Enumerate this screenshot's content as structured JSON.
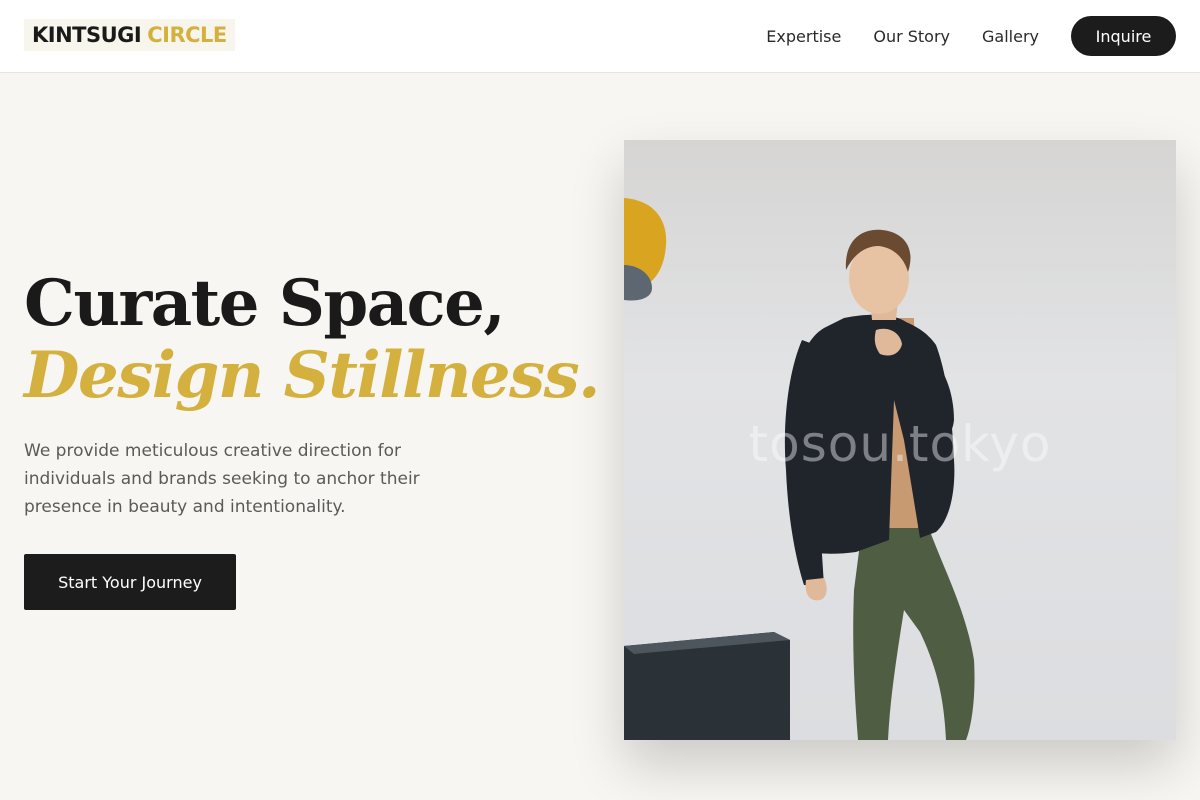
{
  "header": {
    "logo": {
      "part1": "KINTSUGI",
      "part2": "CIRCLE"
    },
    "nav": [
      {
        "label": "Expertise"
      },
      {
        "label": "Our Story"
      },
      {
        "label": "Gallery"
      }
    ],
    "cta_label": "Inquire"
  },
  "hero": {
    "title_line1": "Curate Space,",
    "title_line2": "Design Stillness.",
    "description": "We provide meticulous creative direction for individuals and brands seeking to anchor their presence in beauty and intentionality.",
    "cta_label": "Start Your Journey"
  },
  "photo": {
    "watermark": "tosou.tokyo"
  },
  "colors": {
    "accent_gold": "#d4b13f",
    "dark": "#1c1c1c",
    "background": "#f8f6f2"
  }
}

- [WORK TO DO]
Skip the images and write out the rest of the listing exactly.

- [REPLY TO THE EXERCISE]
Enumerate this screenshot's content as structured JSON.
{
  "header": {
    "logo": {
      "part1": "KINTSUGI",
      "part2": "CIRCLE"
    },
    "nav": [
      {
        "label": "Expertise"
      },
      {
        "label": "Our Story"
      },
      {
        "label": "Gallery"
      }
    ],
    "cta_label": "Inquire"
  },
  "hero": {
    "title_line1": "Curate Space,",
    "title_line2": "Design Stillness.",
    "description": "We provide meticulous creative direction for individuals and brands seeking to anchor their presence in beauty and intentionality.",
    "cta_label": "Start Your Journey"
  },
  "photo": {
    "watermark": "tosou.tokyo"
  },
  "colors": {
    "accent_gold": "#d4b13f",
    "dark": "#1c1c1c",
    "background": "#f8f6f2"
  }
}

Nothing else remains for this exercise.